● **STATED TASK**
Pull out every line below holding the word "open".

● **RECORDS TO PROCESS**
──────────

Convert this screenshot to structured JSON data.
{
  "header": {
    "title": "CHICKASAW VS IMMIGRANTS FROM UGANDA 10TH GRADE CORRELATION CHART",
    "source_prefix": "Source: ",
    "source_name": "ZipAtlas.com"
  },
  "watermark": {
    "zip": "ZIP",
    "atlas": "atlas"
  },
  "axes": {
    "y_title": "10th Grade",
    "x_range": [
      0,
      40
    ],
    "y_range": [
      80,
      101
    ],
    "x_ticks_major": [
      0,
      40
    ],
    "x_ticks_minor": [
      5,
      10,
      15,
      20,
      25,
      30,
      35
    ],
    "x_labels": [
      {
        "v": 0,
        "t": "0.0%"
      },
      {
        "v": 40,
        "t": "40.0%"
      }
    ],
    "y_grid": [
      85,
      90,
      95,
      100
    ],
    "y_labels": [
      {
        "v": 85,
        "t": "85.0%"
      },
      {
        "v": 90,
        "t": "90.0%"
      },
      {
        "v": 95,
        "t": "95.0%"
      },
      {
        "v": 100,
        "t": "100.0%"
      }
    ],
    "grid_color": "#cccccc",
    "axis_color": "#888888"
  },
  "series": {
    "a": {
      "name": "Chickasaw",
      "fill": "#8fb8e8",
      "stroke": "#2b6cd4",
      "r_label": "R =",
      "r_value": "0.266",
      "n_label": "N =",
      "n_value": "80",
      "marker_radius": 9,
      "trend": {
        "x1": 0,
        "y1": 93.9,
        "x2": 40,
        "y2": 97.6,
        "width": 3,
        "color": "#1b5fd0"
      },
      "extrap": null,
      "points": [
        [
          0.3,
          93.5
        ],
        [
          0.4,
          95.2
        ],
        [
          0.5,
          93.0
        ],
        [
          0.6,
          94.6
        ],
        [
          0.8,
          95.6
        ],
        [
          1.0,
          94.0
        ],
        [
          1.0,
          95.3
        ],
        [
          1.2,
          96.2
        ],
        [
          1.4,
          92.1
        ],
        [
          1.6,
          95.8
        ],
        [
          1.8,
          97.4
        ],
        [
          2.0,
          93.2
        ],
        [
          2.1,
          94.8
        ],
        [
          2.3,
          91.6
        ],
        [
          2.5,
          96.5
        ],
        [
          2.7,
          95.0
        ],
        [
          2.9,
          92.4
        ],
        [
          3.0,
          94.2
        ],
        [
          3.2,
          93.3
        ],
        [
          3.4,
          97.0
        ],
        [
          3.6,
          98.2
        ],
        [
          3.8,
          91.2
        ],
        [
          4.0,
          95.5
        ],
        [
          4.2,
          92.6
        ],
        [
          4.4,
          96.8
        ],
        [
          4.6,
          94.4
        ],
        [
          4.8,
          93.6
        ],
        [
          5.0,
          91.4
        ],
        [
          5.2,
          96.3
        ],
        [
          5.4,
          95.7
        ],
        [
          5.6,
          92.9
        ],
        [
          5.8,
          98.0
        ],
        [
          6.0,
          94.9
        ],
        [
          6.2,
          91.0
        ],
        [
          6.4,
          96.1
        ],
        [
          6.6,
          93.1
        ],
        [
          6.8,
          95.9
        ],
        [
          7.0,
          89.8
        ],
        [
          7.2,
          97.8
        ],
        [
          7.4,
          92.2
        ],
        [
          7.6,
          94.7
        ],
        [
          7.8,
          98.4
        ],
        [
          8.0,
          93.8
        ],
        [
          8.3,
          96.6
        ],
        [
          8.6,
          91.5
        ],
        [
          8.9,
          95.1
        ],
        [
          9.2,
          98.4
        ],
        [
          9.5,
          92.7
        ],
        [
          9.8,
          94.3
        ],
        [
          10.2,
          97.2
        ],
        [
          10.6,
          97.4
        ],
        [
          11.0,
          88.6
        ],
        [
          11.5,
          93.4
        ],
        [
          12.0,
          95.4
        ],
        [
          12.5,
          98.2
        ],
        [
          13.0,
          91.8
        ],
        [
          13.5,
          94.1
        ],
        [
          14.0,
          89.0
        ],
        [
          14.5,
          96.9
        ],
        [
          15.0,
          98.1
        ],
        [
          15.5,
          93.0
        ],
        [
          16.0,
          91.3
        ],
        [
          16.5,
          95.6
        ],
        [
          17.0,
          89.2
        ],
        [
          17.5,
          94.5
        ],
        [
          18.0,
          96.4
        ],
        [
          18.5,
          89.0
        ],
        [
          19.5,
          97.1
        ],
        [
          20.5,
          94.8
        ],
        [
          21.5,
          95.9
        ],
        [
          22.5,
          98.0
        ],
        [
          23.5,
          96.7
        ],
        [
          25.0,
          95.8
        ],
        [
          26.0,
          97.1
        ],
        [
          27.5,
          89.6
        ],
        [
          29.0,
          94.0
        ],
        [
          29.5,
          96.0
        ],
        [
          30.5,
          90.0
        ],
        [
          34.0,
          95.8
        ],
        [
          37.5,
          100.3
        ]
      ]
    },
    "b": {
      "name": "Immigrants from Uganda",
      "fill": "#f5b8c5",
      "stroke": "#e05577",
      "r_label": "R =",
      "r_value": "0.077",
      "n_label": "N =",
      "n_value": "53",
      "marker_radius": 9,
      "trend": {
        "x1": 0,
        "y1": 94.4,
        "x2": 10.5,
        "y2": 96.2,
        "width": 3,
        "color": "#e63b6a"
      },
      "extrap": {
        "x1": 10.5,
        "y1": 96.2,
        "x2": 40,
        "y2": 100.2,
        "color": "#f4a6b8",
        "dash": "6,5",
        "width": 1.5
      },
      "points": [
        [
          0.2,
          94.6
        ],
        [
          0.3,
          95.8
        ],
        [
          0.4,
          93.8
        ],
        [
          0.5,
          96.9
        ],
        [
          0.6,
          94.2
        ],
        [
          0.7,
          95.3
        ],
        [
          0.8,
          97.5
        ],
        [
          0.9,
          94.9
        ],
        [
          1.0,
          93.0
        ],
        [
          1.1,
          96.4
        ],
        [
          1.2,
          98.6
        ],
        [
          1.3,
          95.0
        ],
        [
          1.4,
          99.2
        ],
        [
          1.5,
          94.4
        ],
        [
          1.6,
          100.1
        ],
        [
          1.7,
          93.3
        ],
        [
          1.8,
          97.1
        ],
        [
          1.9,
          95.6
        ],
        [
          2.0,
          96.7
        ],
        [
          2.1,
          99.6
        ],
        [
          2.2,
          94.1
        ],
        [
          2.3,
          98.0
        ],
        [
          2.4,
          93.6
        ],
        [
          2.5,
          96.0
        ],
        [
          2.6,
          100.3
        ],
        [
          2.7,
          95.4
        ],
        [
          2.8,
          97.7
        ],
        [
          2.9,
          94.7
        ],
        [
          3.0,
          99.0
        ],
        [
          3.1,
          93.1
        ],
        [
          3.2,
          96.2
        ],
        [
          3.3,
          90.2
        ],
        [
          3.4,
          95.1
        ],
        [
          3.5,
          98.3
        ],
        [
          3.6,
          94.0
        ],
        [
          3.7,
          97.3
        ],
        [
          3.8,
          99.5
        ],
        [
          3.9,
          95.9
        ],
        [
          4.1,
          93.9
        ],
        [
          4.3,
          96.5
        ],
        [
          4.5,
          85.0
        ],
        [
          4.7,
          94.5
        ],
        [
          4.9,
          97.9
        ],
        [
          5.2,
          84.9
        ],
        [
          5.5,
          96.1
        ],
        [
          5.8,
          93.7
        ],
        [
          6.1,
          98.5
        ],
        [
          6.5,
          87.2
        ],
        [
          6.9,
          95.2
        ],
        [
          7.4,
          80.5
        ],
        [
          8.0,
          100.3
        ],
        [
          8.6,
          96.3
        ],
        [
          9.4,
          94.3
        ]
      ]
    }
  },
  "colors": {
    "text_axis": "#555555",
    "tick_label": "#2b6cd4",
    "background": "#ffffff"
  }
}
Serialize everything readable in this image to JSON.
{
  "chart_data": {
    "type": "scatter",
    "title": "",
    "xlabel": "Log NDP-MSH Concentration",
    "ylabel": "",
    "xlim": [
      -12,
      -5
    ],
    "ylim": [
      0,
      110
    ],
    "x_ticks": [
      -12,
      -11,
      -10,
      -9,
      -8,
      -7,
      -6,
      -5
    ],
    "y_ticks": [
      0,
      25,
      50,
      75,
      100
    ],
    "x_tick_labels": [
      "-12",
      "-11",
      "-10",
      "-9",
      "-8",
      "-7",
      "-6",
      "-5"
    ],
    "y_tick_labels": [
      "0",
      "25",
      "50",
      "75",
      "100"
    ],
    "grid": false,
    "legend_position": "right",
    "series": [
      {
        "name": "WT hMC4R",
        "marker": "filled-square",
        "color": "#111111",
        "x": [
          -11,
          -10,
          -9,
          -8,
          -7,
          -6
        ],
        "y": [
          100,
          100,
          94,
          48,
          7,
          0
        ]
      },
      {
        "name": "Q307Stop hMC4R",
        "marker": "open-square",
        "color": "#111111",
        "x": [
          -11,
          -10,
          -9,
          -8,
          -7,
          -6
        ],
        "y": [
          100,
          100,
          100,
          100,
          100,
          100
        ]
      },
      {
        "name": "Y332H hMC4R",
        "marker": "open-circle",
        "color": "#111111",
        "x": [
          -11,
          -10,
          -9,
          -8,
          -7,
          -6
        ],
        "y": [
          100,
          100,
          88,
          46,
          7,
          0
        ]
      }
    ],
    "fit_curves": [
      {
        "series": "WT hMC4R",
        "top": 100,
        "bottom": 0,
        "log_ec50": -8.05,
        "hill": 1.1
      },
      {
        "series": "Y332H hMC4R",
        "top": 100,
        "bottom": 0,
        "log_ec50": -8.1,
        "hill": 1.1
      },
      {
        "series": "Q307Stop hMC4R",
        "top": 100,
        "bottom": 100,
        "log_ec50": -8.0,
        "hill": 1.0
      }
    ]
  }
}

──────────

● **TASK RESULT**
        "marker": "open-square",
        "marker": "open-circle",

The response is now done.